- Description of the task
Copy out all the lines in the records that include the word "Research".

- Excerpted data

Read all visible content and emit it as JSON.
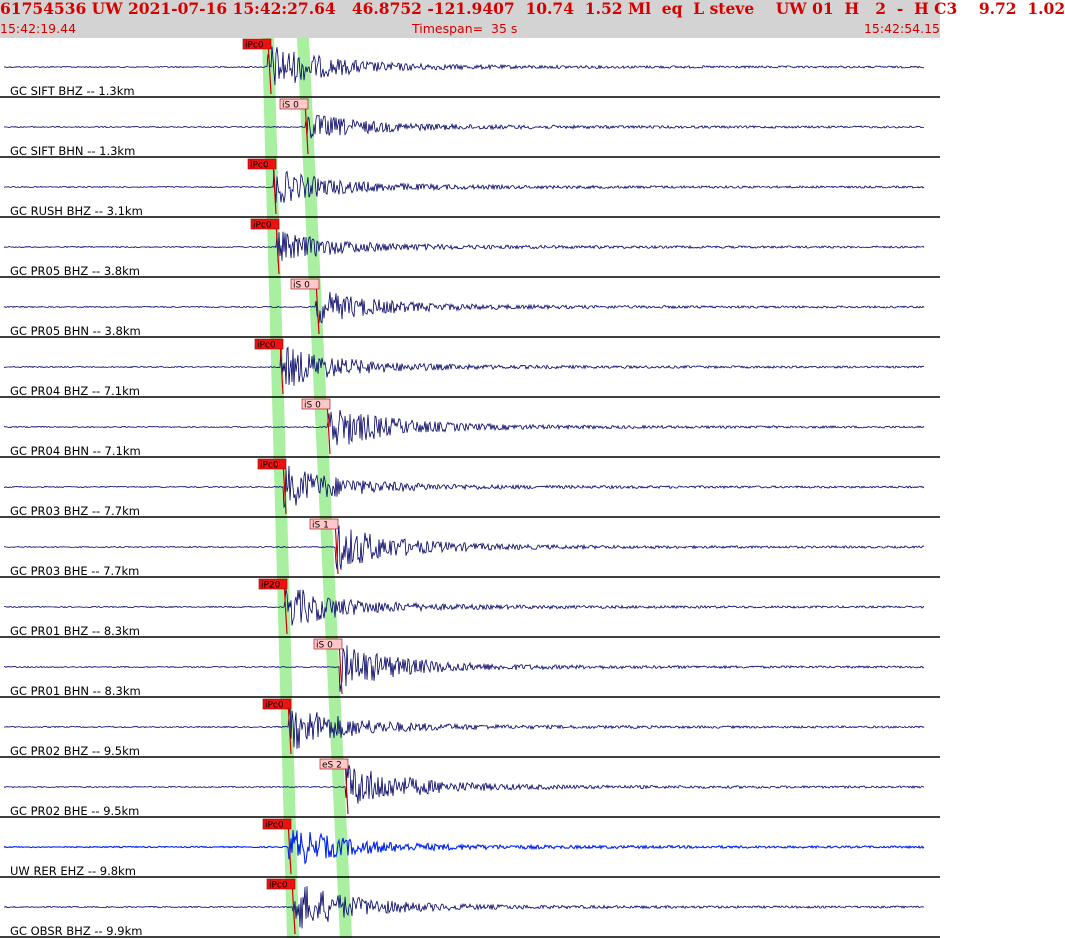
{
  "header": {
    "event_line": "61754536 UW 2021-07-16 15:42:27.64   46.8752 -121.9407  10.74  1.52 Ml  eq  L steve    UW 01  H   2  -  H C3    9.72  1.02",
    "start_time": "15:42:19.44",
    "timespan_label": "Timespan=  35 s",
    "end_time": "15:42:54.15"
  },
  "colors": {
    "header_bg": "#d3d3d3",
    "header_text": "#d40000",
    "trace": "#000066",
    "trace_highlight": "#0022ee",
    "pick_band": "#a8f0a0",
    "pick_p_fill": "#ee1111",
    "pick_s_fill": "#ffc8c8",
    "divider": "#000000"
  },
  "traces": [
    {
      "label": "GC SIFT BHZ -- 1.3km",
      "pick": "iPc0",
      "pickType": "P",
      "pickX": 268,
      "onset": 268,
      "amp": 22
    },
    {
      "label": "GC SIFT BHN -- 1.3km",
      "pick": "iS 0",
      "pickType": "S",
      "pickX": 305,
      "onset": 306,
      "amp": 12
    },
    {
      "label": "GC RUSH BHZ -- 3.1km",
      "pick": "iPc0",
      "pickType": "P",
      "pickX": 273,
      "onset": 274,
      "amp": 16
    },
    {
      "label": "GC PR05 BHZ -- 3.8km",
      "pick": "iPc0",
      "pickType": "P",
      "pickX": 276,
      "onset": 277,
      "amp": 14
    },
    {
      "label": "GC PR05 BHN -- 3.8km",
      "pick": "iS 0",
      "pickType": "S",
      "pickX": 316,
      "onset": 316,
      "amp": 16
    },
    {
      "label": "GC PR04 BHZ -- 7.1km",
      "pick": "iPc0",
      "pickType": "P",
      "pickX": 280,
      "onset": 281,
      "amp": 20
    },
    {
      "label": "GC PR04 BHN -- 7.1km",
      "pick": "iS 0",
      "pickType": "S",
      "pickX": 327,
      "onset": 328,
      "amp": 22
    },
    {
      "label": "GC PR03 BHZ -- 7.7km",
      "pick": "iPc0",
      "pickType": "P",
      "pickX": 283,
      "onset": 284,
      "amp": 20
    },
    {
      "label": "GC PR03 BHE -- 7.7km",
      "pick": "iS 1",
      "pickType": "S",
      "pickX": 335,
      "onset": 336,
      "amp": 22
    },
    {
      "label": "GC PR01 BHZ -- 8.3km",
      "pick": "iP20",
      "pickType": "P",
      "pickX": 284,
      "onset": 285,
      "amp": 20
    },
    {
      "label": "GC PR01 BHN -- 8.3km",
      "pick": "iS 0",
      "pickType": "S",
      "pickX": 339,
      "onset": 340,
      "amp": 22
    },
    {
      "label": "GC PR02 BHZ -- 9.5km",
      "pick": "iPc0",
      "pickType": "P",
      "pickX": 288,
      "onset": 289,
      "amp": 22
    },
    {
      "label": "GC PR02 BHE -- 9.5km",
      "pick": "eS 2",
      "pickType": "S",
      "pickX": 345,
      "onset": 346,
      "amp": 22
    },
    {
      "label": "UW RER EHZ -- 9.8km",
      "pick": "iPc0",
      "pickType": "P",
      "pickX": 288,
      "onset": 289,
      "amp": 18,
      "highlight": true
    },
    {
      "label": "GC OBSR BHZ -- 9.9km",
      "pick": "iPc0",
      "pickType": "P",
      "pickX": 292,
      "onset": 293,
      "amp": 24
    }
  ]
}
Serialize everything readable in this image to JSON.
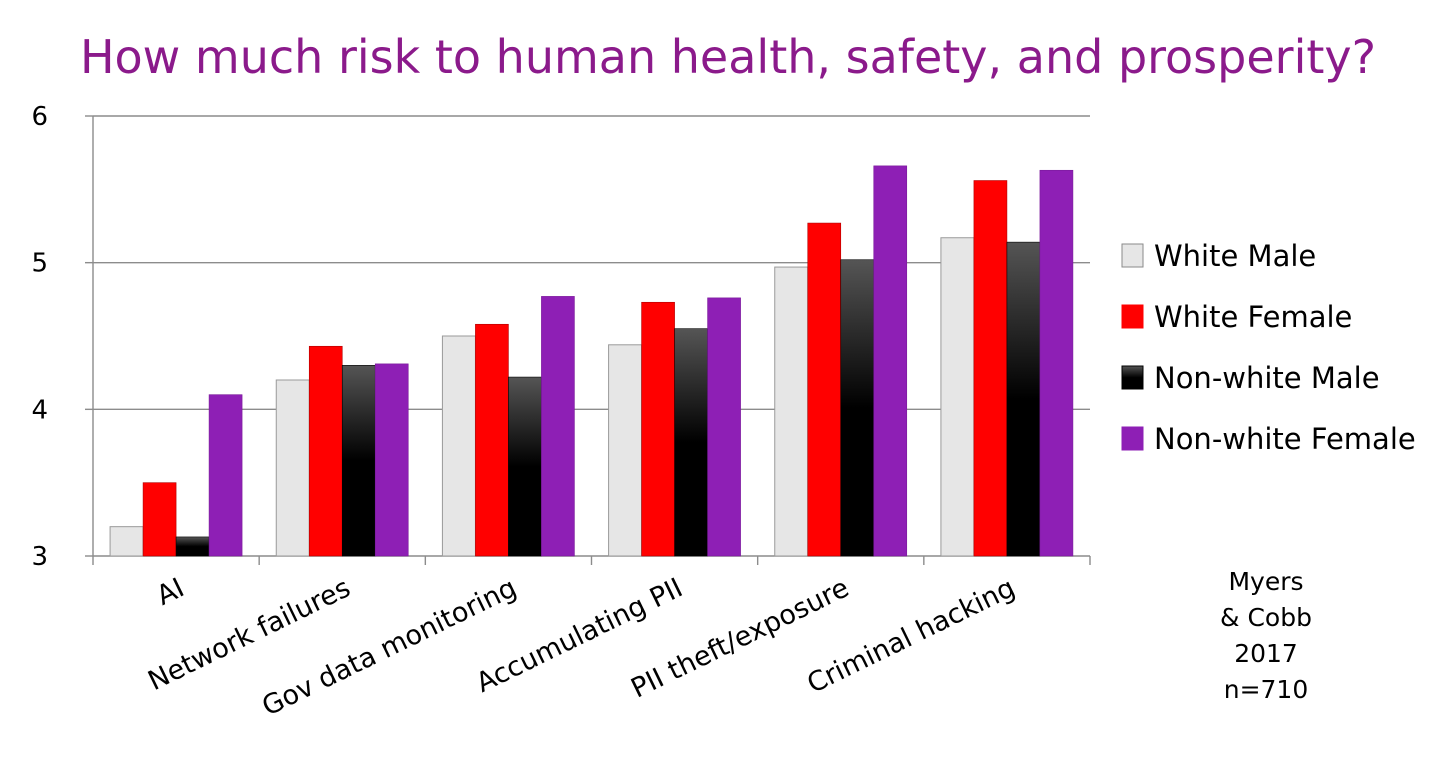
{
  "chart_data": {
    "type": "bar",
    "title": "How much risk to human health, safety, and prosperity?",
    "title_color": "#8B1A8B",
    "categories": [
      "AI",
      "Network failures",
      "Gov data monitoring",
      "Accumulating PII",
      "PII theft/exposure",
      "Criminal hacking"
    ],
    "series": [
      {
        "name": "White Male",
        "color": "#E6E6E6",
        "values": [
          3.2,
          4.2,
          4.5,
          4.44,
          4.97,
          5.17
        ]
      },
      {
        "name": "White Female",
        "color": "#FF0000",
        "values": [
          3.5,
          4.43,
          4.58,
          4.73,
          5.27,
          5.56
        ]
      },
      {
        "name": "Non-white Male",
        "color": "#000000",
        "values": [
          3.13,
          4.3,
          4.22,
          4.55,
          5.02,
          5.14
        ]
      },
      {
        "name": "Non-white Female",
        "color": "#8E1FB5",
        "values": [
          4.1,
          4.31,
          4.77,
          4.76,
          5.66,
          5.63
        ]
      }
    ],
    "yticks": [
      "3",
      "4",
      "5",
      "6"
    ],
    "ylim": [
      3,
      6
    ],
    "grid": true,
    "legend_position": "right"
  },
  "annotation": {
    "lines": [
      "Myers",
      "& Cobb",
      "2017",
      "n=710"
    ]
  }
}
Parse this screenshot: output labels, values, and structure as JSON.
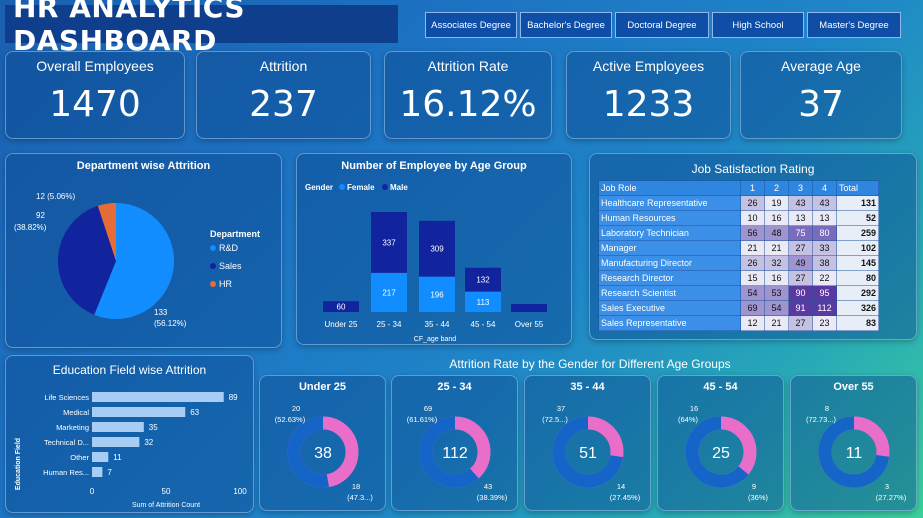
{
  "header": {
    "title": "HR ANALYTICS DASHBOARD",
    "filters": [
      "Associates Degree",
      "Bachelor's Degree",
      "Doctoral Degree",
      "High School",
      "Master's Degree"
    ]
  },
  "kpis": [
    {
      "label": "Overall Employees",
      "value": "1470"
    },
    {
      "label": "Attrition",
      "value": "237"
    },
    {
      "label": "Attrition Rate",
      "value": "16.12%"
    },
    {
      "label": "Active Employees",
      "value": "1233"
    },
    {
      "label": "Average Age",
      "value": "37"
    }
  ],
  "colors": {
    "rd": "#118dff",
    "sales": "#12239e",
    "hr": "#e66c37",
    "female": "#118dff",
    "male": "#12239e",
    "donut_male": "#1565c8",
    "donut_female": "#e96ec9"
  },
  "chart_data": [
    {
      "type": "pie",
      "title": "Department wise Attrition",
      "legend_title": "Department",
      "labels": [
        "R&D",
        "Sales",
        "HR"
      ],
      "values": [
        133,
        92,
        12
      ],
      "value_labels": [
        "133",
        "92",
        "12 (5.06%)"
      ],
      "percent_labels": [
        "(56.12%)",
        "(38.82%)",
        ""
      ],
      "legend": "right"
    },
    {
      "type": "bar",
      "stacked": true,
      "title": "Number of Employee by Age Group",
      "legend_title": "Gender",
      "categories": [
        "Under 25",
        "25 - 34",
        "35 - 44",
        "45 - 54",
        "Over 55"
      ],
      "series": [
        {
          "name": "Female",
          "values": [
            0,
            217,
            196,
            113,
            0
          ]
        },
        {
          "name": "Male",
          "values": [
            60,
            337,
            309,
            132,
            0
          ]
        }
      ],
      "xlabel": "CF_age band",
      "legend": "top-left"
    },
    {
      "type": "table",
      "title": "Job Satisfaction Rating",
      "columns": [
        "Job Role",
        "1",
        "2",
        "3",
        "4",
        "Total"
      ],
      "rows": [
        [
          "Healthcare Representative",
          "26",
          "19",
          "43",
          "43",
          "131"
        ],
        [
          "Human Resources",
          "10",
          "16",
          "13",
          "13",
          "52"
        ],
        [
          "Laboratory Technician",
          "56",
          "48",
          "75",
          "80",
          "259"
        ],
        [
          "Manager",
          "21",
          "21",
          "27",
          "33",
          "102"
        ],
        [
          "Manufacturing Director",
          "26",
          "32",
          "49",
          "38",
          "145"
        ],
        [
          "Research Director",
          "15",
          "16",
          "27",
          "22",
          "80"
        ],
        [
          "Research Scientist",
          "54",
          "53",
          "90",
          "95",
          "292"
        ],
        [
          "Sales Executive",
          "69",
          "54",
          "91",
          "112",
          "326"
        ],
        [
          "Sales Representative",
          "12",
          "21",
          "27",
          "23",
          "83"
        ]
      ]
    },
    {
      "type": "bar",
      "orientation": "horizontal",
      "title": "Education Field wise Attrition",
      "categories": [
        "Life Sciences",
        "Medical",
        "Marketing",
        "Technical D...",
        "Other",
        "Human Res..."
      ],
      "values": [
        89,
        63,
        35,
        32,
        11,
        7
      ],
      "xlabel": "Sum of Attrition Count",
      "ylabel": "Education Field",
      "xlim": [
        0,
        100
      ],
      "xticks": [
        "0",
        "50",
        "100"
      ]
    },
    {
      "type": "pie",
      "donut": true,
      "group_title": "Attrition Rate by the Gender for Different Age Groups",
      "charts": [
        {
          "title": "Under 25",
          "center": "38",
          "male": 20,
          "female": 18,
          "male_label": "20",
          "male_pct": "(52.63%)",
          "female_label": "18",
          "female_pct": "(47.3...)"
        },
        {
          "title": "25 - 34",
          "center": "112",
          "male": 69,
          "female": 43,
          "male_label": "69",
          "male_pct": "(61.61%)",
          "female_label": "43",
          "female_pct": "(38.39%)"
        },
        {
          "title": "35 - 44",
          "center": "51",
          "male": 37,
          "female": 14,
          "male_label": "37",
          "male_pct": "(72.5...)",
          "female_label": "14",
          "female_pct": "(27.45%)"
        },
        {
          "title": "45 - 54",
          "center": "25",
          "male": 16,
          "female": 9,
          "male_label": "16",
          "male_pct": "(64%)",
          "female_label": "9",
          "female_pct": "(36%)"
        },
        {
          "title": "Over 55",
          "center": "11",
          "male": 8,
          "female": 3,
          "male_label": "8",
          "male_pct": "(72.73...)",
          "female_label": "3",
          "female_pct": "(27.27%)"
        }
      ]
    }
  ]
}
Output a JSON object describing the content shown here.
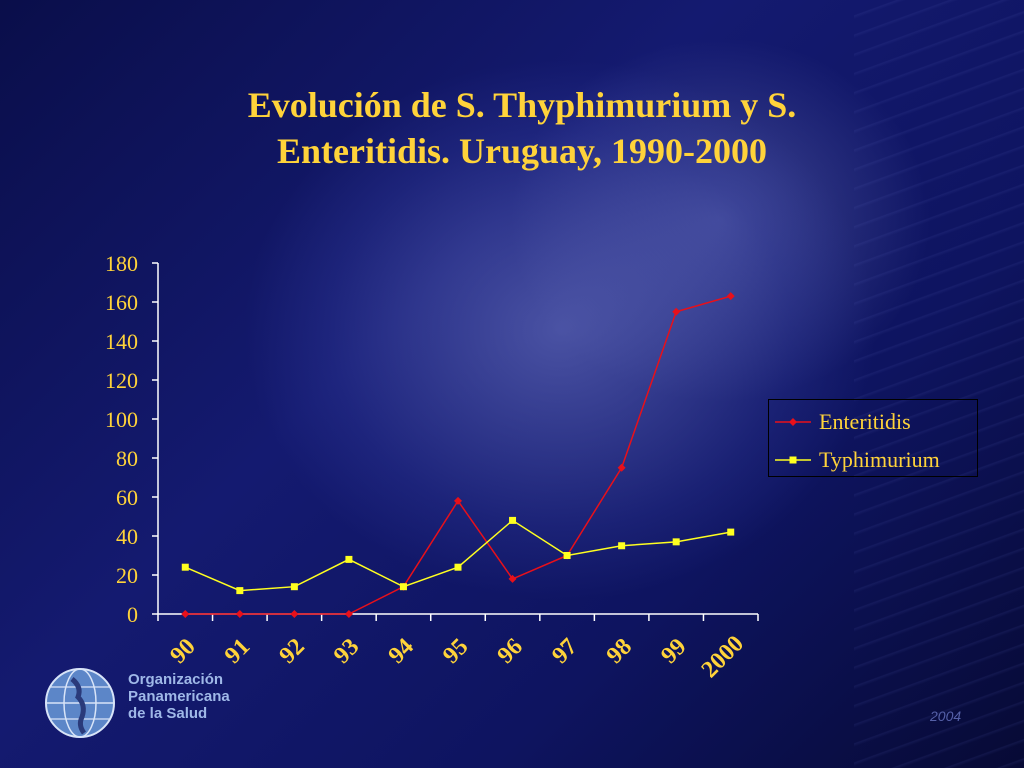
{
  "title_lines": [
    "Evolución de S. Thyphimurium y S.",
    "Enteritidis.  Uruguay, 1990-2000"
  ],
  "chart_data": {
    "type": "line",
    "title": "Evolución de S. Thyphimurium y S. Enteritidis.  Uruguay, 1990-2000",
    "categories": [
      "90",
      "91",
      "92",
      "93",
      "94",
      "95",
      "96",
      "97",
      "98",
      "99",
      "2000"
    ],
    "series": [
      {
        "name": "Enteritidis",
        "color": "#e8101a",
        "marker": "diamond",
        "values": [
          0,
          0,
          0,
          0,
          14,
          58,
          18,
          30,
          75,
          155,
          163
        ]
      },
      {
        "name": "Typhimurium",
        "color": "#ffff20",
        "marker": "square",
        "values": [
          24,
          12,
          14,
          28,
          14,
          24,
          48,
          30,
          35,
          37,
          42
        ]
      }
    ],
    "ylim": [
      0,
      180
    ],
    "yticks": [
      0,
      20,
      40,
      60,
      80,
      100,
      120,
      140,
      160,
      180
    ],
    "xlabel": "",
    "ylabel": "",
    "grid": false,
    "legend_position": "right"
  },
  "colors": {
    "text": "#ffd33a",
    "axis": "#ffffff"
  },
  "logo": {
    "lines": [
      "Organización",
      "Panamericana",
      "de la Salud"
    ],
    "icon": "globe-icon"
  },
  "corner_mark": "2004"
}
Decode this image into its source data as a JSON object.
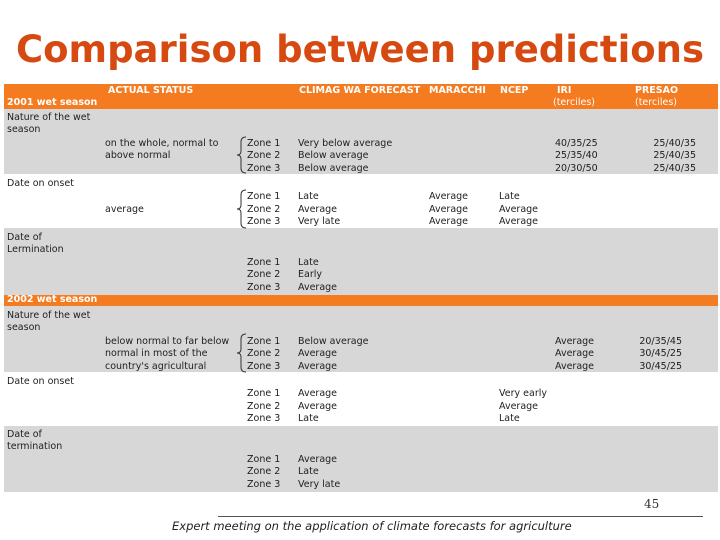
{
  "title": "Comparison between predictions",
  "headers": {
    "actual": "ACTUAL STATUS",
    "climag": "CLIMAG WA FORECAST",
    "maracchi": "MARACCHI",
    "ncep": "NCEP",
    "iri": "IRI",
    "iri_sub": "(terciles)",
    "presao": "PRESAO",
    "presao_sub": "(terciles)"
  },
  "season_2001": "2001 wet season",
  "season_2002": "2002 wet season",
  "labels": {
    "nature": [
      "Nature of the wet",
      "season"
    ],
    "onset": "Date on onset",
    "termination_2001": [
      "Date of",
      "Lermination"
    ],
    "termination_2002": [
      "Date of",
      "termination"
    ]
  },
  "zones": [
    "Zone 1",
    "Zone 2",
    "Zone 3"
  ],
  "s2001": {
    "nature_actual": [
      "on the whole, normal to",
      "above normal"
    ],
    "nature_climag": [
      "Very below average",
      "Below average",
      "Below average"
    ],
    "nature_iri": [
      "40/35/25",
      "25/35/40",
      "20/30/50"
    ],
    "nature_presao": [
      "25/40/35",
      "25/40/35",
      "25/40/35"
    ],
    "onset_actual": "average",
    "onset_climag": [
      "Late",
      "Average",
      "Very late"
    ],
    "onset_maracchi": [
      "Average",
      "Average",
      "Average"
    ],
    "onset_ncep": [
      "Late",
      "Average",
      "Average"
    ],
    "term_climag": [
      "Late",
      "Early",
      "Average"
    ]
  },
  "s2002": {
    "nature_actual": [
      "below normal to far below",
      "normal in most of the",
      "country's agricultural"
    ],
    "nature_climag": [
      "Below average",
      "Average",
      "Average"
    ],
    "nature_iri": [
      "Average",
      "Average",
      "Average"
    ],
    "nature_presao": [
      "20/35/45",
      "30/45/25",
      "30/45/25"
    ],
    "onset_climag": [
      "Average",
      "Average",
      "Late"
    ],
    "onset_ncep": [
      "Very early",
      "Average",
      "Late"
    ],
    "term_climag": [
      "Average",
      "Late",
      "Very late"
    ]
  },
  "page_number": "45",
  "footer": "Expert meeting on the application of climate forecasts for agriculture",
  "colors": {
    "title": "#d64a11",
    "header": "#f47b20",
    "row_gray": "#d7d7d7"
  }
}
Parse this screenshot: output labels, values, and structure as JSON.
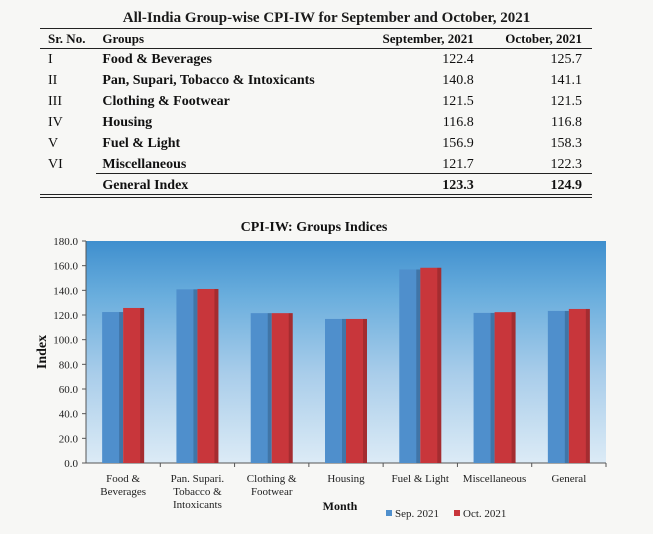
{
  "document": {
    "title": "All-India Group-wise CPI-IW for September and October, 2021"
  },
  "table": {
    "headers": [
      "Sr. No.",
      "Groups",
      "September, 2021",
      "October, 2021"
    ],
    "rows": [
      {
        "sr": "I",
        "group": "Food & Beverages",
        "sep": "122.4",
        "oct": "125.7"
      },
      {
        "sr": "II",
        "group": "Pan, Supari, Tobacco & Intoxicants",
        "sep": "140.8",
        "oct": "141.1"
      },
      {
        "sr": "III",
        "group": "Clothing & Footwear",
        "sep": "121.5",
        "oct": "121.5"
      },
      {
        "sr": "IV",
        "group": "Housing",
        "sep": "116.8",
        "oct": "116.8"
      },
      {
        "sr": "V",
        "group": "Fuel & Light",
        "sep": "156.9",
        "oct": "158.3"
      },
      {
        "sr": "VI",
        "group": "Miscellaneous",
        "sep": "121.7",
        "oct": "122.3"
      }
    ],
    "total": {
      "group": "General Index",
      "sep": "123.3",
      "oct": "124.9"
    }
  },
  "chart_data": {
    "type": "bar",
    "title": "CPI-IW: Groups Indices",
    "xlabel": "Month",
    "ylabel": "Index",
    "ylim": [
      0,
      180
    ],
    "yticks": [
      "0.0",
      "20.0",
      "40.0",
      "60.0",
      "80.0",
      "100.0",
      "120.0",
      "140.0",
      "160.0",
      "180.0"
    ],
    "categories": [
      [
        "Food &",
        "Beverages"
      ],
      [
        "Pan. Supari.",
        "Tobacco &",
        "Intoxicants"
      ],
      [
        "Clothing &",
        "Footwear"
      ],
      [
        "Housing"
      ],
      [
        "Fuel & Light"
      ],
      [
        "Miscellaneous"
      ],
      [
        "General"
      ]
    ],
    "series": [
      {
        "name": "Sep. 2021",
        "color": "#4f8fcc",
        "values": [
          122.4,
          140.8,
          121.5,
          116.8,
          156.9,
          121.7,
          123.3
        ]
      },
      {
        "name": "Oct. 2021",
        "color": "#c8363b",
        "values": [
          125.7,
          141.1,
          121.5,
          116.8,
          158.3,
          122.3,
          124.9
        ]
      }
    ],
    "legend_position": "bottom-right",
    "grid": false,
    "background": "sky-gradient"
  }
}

- Written response
          "Research Director",
          "Research Scientist",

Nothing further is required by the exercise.